• _WHAT YOU SHOULD DO_
Wherever the string "xlabel" occurs in a line of these records, report that line.

** START MATERIAL PROVIDED **

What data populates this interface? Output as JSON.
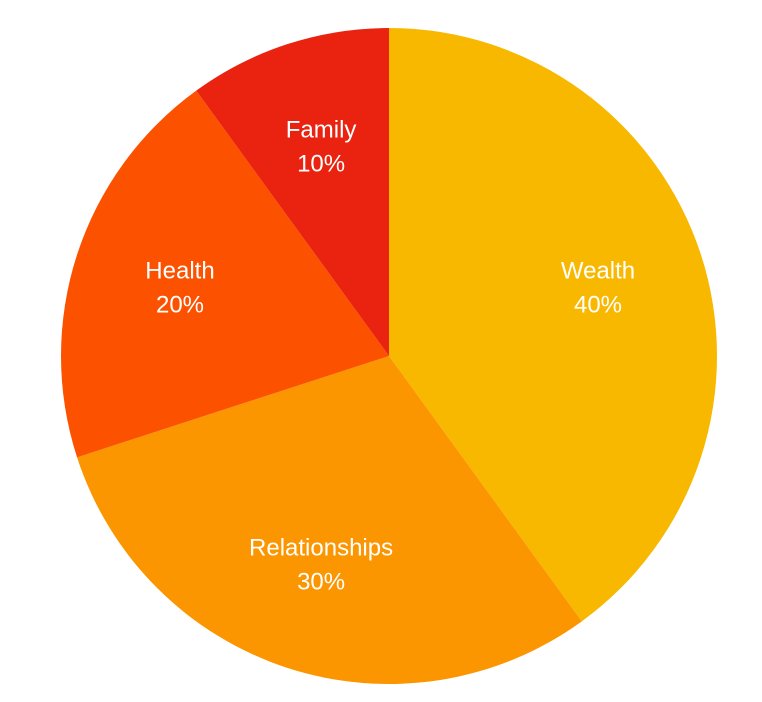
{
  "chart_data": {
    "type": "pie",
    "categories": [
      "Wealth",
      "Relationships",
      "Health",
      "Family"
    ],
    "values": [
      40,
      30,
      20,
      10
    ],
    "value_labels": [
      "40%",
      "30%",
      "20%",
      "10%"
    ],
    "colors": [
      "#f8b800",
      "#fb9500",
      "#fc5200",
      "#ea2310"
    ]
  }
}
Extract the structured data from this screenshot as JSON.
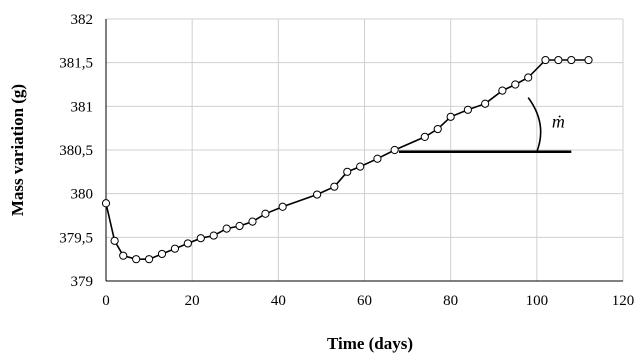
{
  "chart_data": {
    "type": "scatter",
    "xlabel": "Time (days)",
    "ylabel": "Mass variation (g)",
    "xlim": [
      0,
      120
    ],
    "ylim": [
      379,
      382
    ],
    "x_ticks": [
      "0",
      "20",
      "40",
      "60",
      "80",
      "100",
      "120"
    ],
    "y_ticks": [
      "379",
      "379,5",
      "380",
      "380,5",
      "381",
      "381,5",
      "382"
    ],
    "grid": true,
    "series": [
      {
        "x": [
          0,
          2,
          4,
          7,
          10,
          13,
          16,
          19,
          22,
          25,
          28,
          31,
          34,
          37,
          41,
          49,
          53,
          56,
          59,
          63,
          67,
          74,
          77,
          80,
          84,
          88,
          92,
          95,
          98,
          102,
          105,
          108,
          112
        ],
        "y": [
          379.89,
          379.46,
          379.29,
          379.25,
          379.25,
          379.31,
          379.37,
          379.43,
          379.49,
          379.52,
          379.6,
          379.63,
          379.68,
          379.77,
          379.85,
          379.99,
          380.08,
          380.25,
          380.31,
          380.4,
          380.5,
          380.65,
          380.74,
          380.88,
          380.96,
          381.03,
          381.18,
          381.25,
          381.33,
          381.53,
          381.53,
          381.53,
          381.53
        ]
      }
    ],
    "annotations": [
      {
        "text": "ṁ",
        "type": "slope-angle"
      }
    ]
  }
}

** END MATERIAL PROVIDED **
** START MATERIAL PROVIDED **

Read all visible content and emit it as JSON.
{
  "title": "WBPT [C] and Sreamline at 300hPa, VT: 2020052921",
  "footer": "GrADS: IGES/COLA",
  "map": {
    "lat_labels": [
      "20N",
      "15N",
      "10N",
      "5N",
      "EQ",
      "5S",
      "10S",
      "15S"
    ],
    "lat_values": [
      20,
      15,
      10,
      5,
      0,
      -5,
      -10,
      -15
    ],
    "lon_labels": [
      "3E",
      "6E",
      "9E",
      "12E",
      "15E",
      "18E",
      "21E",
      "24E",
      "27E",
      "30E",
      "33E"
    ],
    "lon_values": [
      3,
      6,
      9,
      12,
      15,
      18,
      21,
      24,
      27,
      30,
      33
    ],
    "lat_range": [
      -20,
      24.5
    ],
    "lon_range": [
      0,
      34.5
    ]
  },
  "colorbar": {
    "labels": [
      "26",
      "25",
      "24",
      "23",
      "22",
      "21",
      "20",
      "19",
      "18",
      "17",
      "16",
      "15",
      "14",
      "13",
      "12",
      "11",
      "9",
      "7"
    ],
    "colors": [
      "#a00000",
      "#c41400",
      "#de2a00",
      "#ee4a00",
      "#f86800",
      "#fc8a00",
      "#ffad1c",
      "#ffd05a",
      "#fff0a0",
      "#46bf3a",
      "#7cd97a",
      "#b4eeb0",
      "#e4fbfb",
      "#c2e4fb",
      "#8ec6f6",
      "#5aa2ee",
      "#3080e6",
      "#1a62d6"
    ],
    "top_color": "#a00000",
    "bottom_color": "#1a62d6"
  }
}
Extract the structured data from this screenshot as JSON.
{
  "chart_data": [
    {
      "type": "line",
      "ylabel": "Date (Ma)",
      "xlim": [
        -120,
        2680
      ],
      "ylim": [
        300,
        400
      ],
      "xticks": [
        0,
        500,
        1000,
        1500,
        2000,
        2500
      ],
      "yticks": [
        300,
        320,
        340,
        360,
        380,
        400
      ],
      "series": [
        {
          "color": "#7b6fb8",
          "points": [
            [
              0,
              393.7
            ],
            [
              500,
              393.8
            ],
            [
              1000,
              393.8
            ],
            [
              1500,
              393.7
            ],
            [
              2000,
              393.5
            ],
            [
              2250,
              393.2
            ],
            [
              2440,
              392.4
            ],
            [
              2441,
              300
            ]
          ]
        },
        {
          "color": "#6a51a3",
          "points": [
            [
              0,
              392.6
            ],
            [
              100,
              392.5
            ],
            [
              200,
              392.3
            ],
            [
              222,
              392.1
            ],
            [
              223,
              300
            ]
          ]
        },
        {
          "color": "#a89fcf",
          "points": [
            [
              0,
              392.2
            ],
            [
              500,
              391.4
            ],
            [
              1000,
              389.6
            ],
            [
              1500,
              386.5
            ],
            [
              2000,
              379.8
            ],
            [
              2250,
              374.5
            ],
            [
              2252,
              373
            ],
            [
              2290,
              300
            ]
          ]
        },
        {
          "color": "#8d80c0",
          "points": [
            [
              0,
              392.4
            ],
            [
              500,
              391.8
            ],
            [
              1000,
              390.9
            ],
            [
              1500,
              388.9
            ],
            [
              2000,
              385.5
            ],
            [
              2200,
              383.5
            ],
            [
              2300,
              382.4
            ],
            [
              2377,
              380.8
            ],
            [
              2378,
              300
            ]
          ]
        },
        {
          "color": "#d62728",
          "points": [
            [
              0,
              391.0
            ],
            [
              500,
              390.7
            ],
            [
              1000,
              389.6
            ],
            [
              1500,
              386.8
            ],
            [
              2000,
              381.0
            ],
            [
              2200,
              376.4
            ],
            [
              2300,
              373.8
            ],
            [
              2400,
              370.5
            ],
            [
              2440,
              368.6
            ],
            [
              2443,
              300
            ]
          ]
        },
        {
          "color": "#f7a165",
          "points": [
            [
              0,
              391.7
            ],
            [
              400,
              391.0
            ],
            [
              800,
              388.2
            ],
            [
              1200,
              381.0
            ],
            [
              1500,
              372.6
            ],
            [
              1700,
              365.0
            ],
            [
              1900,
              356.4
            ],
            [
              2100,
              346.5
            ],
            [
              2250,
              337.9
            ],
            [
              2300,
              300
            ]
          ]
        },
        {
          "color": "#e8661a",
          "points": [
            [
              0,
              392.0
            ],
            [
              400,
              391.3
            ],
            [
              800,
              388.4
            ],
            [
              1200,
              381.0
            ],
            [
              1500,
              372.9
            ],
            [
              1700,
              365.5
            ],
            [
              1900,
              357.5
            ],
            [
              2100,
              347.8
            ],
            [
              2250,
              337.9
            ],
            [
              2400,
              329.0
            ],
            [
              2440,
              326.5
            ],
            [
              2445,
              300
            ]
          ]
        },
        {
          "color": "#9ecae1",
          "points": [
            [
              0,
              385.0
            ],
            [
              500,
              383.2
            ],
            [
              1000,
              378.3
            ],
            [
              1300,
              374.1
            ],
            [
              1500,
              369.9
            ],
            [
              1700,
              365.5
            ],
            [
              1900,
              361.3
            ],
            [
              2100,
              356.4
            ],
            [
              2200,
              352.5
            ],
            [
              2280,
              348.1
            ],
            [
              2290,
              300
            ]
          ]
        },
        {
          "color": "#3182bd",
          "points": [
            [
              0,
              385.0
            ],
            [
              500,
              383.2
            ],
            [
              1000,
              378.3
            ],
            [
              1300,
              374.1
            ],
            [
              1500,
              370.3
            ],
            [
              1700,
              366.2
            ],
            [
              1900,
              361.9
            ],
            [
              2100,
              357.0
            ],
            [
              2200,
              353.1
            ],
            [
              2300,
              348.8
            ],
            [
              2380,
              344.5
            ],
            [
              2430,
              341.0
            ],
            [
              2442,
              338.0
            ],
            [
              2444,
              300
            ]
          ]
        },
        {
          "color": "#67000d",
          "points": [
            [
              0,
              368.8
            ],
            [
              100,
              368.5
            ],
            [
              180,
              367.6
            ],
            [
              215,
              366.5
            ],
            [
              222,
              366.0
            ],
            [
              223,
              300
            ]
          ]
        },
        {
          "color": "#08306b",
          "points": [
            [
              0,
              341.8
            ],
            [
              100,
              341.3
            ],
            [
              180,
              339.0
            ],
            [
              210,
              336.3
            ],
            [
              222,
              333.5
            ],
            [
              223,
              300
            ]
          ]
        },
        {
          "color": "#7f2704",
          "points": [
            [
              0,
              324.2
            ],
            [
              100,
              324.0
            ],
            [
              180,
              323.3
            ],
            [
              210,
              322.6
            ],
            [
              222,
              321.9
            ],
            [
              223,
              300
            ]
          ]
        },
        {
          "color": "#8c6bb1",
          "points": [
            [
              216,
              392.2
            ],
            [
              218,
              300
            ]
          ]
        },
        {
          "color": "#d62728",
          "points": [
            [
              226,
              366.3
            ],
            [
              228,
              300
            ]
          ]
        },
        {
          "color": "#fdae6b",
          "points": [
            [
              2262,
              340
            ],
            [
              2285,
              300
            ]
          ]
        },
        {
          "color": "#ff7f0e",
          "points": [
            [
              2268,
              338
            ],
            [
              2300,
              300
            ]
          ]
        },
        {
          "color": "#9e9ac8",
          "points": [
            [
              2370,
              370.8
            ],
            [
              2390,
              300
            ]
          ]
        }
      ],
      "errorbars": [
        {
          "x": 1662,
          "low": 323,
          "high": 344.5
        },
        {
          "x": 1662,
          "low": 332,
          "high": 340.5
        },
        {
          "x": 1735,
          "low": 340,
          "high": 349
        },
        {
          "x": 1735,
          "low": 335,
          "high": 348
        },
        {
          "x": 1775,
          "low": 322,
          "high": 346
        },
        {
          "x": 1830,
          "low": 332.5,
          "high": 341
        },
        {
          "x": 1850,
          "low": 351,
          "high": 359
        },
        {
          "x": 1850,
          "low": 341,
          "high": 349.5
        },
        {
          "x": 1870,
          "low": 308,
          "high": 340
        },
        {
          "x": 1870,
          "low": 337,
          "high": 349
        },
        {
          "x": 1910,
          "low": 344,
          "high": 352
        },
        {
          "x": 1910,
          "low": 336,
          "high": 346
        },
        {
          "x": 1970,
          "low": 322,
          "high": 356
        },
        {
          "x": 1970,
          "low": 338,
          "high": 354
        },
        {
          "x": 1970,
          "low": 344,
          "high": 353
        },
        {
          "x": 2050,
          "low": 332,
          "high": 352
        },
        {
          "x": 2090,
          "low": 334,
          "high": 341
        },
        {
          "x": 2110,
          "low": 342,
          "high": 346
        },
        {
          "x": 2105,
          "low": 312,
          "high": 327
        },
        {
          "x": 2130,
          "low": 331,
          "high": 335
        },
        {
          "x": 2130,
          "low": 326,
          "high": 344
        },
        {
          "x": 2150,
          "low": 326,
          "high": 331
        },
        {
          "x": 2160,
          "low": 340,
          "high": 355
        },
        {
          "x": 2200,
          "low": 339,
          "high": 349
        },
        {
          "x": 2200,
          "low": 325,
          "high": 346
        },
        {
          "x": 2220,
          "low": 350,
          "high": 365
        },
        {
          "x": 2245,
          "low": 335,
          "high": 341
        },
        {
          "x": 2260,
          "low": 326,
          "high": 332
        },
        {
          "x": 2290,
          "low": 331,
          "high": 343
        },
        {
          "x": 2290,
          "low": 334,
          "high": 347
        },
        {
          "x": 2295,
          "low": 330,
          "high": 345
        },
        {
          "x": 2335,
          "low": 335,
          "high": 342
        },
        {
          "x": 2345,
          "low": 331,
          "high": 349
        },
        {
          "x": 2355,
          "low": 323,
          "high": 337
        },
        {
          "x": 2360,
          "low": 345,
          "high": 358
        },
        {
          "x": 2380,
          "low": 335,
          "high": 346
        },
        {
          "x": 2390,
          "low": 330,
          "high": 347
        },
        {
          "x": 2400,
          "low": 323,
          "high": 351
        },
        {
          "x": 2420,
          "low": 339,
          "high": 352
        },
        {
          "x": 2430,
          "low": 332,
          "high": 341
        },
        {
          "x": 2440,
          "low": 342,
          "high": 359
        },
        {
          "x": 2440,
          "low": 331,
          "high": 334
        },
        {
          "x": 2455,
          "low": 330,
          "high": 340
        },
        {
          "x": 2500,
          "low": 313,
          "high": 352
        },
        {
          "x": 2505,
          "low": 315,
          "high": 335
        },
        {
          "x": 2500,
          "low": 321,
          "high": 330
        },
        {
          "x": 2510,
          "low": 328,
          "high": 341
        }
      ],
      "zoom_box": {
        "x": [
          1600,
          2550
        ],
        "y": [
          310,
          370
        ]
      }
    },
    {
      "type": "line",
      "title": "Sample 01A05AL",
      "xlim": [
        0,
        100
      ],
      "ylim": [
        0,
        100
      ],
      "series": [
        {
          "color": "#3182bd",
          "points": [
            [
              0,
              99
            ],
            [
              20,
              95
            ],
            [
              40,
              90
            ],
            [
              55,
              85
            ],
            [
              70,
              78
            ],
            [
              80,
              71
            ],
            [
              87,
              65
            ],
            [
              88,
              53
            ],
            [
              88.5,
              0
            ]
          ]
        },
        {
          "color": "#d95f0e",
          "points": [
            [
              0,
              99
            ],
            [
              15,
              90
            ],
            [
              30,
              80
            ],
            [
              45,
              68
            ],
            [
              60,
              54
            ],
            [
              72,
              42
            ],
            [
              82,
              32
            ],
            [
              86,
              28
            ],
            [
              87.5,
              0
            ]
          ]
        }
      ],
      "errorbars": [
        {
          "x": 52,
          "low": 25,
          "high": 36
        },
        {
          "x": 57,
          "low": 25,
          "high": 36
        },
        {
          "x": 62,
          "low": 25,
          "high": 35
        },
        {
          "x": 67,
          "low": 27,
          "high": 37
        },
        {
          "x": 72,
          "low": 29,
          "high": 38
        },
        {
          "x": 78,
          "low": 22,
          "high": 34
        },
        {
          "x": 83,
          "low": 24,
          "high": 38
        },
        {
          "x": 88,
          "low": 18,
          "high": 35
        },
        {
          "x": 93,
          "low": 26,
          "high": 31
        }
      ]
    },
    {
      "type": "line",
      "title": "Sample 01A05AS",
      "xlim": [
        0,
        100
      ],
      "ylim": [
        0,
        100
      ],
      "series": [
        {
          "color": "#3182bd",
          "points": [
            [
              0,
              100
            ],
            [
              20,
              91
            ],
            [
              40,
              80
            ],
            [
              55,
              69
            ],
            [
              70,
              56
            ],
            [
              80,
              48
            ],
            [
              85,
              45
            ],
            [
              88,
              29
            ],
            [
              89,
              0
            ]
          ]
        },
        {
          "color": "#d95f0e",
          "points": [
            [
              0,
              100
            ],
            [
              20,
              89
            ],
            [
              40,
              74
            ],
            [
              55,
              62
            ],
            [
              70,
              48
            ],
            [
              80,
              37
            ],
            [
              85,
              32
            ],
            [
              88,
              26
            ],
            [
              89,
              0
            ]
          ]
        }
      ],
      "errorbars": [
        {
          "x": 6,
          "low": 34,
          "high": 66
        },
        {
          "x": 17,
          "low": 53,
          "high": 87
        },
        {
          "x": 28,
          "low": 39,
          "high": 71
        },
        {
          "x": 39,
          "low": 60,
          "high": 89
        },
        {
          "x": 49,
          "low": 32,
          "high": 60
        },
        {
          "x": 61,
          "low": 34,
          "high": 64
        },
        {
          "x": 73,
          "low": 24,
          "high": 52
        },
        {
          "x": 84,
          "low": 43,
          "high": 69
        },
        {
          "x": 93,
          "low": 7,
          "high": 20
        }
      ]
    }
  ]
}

** END MATERIAL PROVIDED **
** START MATERIAL PROVIDED **

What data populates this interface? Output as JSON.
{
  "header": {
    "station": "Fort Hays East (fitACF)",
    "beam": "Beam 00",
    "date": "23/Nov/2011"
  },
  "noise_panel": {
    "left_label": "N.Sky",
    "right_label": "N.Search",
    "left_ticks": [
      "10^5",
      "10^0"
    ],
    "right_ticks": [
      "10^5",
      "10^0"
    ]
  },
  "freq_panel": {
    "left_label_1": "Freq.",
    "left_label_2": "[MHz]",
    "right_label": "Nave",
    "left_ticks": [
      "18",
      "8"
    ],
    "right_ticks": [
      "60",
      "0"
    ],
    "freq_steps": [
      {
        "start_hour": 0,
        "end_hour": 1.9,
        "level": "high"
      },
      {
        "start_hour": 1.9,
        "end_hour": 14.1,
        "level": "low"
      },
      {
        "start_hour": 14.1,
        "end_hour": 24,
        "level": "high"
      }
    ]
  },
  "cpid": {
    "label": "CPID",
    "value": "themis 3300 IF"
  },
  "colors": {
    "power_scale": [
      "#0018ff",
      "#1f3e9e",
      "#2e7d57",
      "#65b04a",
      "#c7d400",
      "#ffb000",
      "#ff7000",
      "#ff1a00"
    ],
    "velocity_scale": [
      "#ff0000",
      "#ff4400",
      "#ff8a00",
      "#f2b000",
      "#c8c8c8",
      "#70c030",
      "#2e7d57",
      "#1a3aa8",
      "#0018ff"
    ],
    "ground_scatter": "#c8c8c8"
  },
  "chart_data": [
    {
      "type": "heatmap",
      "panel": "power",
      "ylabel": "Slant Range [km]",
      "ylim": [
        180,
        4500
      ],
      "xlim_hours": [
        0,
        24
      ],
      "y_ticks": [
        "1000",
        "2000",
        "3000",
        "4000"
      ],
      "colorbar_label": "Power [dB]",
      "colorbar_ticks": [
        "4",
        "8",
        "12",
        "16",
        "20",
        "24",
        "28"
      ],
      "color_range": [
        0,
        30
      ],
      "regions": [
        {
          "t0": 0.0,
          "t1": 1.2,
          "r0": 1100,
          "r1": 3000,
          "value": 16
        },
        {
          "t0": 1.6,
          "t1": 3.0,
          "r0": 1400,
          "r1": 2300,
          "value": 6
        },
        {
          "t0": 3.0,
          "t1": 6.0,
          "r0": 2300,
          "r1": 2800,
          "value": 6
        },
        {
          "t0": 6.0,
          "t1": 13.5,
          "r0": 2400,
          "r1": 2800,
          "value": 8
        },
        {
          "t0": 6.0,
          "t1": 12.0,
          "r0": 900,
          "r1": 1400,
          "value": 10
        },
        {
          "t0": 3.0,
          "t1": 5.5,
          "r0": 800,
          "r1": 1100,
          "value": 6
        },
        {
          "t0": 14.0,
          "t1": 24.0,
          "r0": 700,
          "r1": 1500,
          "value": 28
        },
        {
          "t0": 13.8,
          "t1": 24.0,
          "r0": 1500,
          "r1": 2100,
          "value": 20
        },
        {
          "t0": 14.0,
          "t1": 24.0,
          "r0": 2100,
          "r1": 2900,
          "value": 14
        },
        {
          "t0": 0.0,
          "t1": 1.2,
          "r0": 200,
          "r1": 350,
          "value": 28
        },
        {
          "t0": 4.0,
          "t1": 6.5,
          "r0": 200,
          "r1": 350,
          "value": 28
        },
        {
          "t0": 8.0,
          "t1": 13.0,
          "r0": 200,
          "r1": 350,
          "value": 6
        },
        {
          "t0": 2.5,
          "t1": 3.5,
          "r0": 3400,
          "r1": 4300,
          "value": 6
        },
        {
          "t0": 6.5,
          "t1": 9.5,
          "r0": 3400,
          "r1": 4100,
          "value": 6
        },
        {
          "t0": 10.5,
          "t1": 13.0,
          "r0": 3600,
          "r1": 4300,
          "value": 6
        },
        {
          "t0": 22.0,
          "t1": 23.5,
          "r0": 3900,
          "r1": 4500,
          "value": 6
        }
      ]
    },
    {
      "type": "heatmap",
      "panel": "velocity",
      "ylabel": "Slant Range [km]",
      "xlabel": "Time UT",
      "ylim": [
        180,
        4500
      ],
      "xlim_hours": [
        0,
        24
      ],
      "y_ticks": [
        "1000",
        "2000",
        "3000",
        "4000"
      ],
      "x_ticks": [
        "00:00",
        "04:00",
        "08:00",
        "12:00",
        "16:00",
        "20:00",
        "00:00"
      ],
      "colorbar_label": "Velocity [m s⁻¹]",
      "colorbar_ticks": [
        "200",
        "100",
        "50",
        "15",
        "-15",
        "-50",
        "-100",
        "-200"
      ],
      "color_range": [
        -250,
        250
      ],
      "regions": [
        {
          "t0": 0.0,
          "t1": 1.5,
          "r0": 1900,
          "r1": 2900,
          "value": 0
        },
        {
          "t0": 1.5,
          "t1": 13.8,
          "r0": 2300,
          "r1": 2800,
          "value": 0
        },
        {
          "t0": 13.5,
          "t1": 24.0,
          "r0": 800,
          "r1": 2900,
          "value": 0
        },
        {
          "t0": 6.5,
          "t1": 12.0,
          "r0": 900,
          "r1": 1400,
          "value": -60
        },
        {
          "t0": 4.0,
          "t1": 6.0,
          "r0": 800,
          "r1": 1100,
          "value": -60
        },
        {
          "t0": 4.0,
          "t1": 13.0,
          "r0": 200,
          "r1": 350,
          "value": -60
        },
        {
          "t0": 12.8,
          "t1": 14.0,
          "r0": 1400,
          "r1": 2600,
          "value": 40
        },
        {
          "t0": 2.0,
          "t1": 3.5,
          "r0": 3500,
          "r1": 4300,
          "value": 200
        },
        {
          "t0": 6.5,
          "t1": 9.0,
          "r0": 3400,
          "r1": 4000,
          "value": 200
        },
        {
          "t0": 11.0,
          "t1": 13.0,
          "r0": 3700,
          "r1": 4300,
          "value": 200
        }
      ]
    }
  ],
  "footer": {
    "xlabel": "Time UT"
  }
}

** END MATERIAL PROVIDED **

• _EXERCISE RESPONSE_
    "xlabel": "Time (days)",
      "xlabel": "Time UT",
    "xlabel": "Time UT"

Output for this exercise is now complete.